Records from a collection:
--

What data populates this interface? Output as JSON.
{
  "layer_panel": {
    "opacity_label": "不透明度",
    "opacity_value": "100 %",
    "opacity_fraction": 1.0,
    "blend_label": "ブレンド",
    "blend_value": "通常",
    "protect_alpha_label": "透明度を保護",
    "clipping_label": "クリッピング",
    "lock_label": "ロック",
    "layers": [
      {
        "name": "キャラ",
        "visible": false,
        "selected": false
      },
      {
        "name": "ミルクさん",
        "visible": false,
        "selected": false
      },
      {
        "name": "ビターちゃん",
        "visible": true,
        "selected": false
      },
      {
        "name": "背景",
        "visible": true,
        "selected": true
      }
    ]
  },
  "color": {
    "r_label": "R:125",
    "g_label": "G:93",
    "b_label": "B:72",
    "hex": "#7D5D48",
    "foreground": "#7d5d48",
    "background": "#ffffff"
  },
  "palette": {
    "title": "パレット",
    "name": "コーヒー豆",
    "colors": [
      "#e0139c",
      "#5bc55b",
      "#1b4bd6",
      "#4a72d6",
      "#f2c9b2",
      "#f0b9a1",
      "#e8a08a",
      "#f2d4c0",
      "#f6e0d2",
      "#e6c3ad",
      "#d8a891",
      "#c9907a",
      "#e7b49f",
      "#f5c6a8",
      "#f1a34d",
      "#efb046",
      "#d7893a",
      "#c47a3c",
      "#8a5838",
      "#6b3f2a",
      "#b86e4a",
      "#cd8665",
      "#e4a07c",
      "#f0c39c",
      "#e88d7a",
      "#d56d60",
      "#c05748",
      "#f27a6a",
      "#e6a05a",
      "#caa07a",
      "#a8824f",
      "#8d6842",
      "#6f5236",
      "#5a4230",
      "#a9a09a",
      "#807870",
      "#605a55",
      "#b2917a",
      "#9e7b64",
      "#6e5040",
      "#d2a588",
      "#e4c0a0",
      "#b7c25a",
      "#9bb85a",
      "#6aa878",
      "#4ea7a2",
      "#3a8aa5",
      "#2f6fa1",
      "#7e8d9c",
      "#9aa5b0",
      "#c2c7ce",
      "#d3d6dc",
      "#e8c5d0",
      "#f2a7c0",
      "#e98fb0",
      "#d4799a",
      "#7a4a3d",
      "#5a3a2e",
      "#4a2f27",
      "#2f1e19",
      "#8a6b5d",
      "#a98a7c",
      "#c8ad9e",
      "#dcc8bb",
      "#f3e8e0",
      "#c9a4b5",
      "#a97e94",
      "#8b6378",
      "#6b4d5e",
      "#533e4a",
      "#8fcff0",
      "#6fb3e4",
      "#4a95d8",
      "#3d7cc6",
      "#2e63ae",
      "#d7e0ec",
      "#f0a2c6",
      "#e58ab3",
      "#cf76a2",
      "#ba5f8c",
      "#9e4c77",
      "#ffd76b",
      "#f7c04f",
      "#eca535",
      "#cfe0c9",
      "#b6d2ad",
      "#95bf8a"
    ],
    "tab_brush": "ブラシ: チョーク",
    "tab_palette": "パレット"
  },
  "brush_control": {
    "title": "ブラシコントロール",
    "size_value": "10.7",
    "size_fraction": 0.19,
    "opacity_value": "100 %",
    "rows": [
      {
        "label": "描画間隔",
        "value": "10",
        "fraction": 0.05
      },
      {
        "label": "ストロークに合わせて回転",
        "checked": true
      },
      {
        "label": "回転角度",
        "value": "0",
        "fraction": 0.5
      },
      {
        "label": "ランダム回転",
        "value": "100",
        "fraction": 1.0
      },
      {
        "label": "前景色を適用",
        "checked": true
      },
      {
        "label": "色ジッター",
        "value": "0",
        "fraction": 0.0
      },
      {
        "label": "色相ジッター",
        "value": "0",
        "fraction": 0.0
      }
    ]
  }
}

--

• [Task directions]: Print out all the entries precisely as written.

• [Solution to the exercise]:
What data populates this interface? Output as JSON.
{
  "layer_panel": {
    "opacity_label": "不透明度",
    "opacity_value": "100 %",
    "opacity_fraction": 1.0,
    "blend_label": "ブレンド",
    "blend_value": "通常",
    "protect_alpha_label": "透明度を保護",
    "clipping_label": "クリッピング",
    "lock_label": "ロック",
    "layers": [
      {
        "name": "キャラ",
        "visible": false,
        "selected": false
      },
      {
        "name": "ミルクさん",
        "visible": false,
        "selected": false
      },
      {
        "name": "ビターちゃん",
        "visible": true,
        "selected": false
      },
      {
        "name": "背景",
        "visible": true,
        "selected": true
      }
    ]
  },
  "color": {
    "r_label": "R:125",
    "g_label": "G:93",
    "b_label": "B:72",
    "hex": "#7D5D48",
    "foreground": "#7d5d48",
    "background": "#ffffff"
  },
  "palette": {
    "title": "パレット",
    "name": "コーヒー豆",
    "colors": [
      "#e0139c",
      "#5bc55b",
      "#1b4bd6",
      "#4a72d6",
      "#f2c9b2",
      "#f0b9a1",
      "#e8a08a",
      "#f2d4c0",
      "#f6e0d2",
      "#e6c3ad",
      "#d8a891",
      "#c9907a",
      "#e7b49f",
      "#f5c6a8",
      "#f1a34d",
      "#efb046",
      "#d7893a",
      "#c47a3c",
      "#8a5838",
      "#6b3f2a",
      "#b86e4a",
      "#cd8665",
      "#e4a07c",
      "#f0c39c",
      "#e88d7a",
      "#d56d60",
      "#c05748",
      "#f27a6a",
      "#e6a05a",
      "#caa07a",
      "#a8824f",
      "#8d6842",
      "#6f5236",
      "#5a4230",
      "#a9a09a",
      "#807870",
      "#605a55",
      "#b2917a",
      "#9e7b64",
      "#6e5040",
      "#d2a588",
      "#e4c0a0",
      "#b7c25a",
      "#9bb85a",
      "#6aa878",
      "#4ea7a2",
      "#3a8aa5",
      "#2f6fa1",
      "#7e8d9c",
      "#9aa5b0",
      "#c2c7ce",
      "#d3d6dc",
      "#e8c5d0",
      "#f2a7c0",
      "#e98fb0",
      "#d4799a",
      "#7a4a3d",
      "#5a3a2e",
      "#4a2f27",
      "#2f1e19",
      "#8a6b5d",
      "#a98a7c",
      "#c8ad9e",
      "#dcc8bb",
      "#f3e8e0",
      "#c9a4b5",
      "#a97e94",
      "#8b6378",
      "#6b4d5e",
      "#533e4a",
      "#8fcff0",
      "#6fb3e4",
      "#4a95d8",
      "#3d7cc6",
      "#2e63ae",
      "#d7e0ec",
      "#f0a2c6",
      "#e58ab3",
      "#cf76a2",
      "#ba5f8c",
      "#9e4c77",
      "#ffd76b",
      "#f7c04f",
      "#eca535",
      "#cfe0c9",
      "#b6d2ad",
      "#95bf8a"
    ],
    "tab_brush": "ブラシ: チョーク",
    "tab_palette": "パレット"
  },
  "brush_control": {
    "title": "ブラシコントロール",
    "size_value": "10.7",
    "size_fraction": 0.19,
    "opacity_value": "100 %",
    "rows": [
      {
        "label": "描画間隔",
        "value": "10",
        "fraction": 0.05
      },
      {
        "label": "ストロークに合わせて回転",
        "checked": true
      },
      {
        "label": "回転角度",
        "value": "0",
        "fraction": 0.5
      },
      {
        "label": "ランダム回転",
        "value": "100",
        "fraction": 1.0
      },
      {
        "label": "前景色を適用",
        "checked": true
      },
      {
        "label": "色ジッター",
        "value": "0",
        "fraction": 0.0
      },
      {
        "label": "色相ジッター",
        "value": "0",
        "fraction": 0.0
      }
    ]
  }
}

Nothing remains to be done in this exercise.